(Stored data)
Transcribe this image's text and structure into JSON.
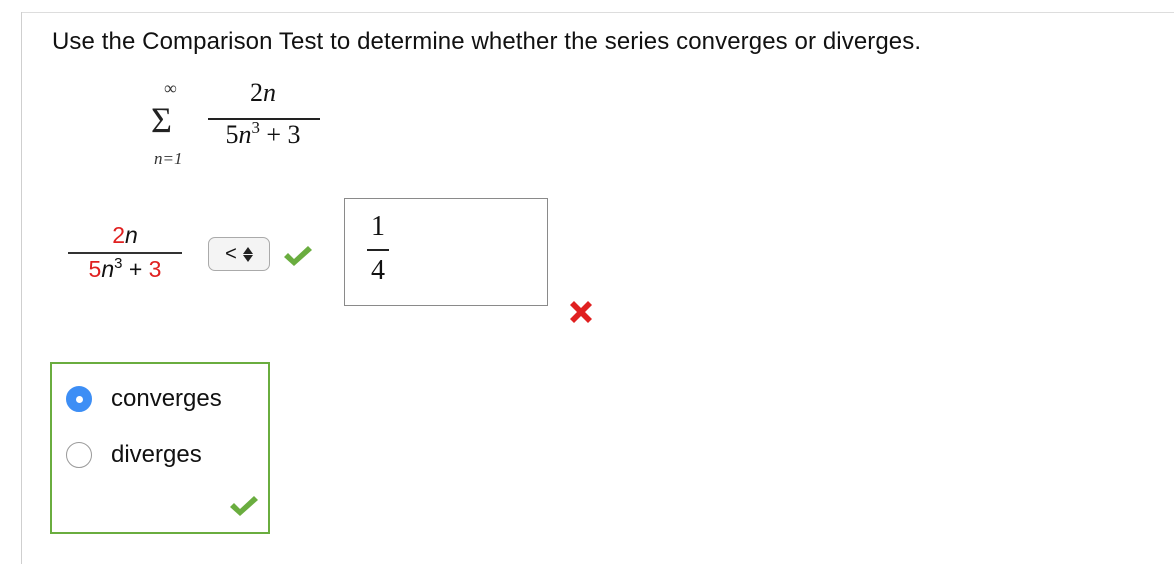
{
  "question": "Use the Comparison Test to determine whether the series converges or diverges.",
  "series": {
    "upper": "∞",
    "symbol": "Σ",
    "lower": "n=1",
    "numerator_coef": "2",
    "numerator_var": "n",
    "denominator_coef": "5",
    "denominator_var": "n",
    "denominator_exp": "3",
    "denominator_tail": " + 3"
  },
  "comparison": {
    "numerator_coef": "2",
    "numerator_var": "n",
    "denominator_coef": "5",
    "denominator_var": "n",
    "denominator_exp": "3",
    "denominator_plus": " + ",
    "denominator_const": "3",
    "operator_selected": "<",
    "operator_status": "correct",
    "answer_numerator": "1",
    "answer_denominator": "4",
    "answer_status": "incorrect"
  },
  "choices": {
    "options": [
      {
        "label": "converges",
        "selected": true
      },
      {
        "label": "diverges",
        "selected": false
      }
    ],
    "status": "correct"
  },
  "colors": {
    "correct_green": "#6aad3f",
    "incorrect_red": "#e02020",
    "radio_selected": "#3d8ef5"
  }
}
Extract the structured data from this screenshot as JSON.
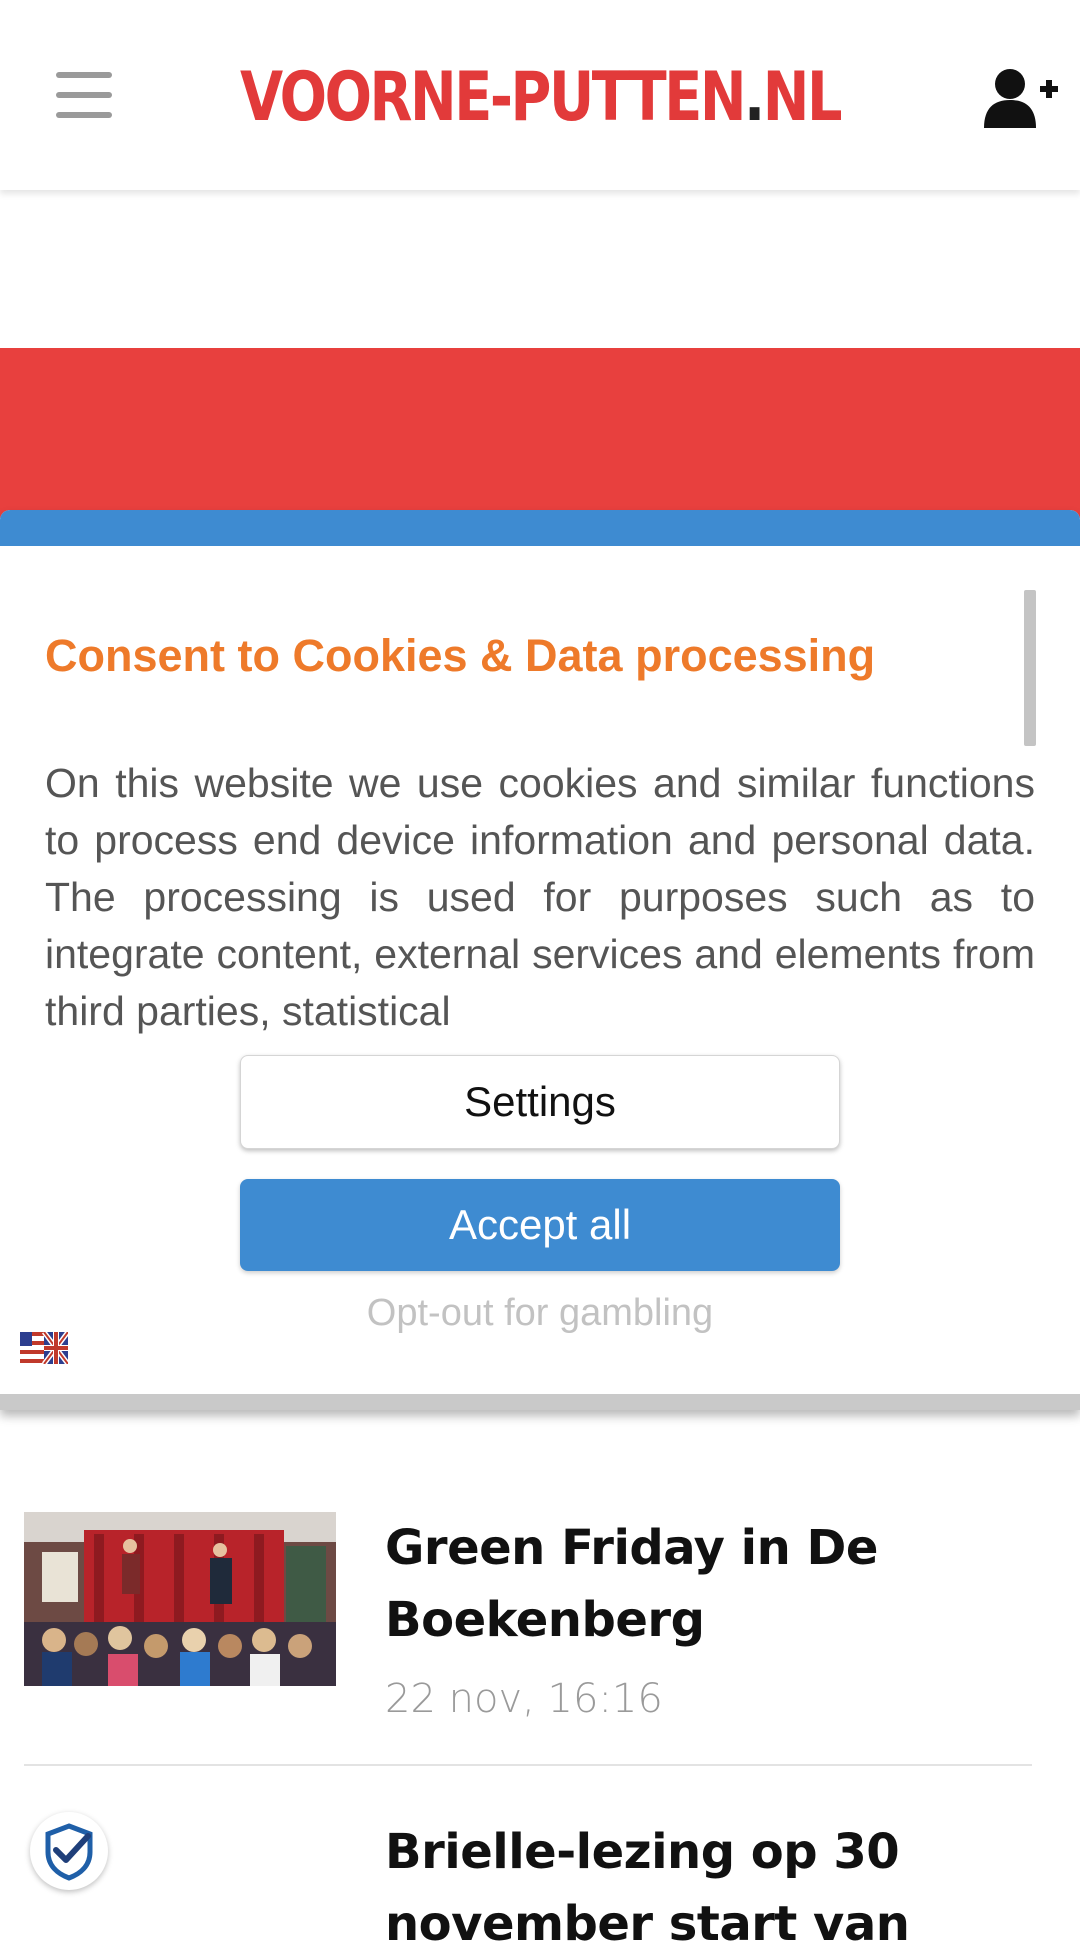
{
  "header": {
    "logo_main": "VOORNE-PUTTEN",
    "logo_dot": ".",
    "logo_tld": "NL",
    "menu_icon": "hamburger-icon",
    "account_icon": "user-plus-icon"
  },
  "consent": {
    "title": "Consent to Cookies & Data processing",
    "text": "On this website we use cookies and similar functions to process end device information and personal data. The processing is used for purposes such as to integrate content, external services and elements from third parties, statistical",
    "settings_label": "Settings",
    "accept_label": "Accept all",
    "optout_label": "Opt-out for gambling",
    "language_icon": "us-uk-flag-icon"
  },
  "articles": [
    {
      "title": "Green Friday in De Boekenberg",
      "time": "22 nov, 16:16"
    },
    {
      "title": "Brielle-lezing op 30 november start van",
      "time": ""
    }
  ],
  "colors": {
    "brand_red": "#e23a3a",
    "band_red": "#e8403e",
    "consent_blue": "#3e8bd1",
    "consent_title_orange": "#ee7a2a"
  }
}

Exercise - Beginning with the line that contains "Extract the structured", repeat every remaining line of the data exactly, the last line included, and omit pictures.

Written response -
Extract the structured data from this screenshot as JSON.
{
  "header": {
    "logo_main": "VOORNE-PUTTEN",
    "logo_dot": ".",
    "logo_tld": "NL",
    "menu_icon": "hamburger-icon",
    "account_icon": "user-plus-icon"
  },
  "consent": {
    "title": "Consent to Cookies & Data processing",
    "text": "On this website we use cookies and similar functions to process end device information and personal data. The processing is used for purposes such as to integrate content, external services and elements from third parties, statistical",
    "settings_label": "Settings",
    "accept_label": "Accept all",
    "optout_label": "Opt-out for gambling",
    "language_icon": "us-uk-flag-icon"
  },
  "articles": [
    {
      "title": "Green Friday in De Boekenberg",
      "time": "22 nov, 16:16"
    },
    {
      "title": "Brielle-lezing op 30 november start van",
      "time": ""
    }
  ],
  "colors": {
    "brand_red": "#e23a3a",
    "band_red": "#e8403e",
    "consent_blue": "#3e8bd1",
    "consent_title_orange": "#ee7a2a"
  }
}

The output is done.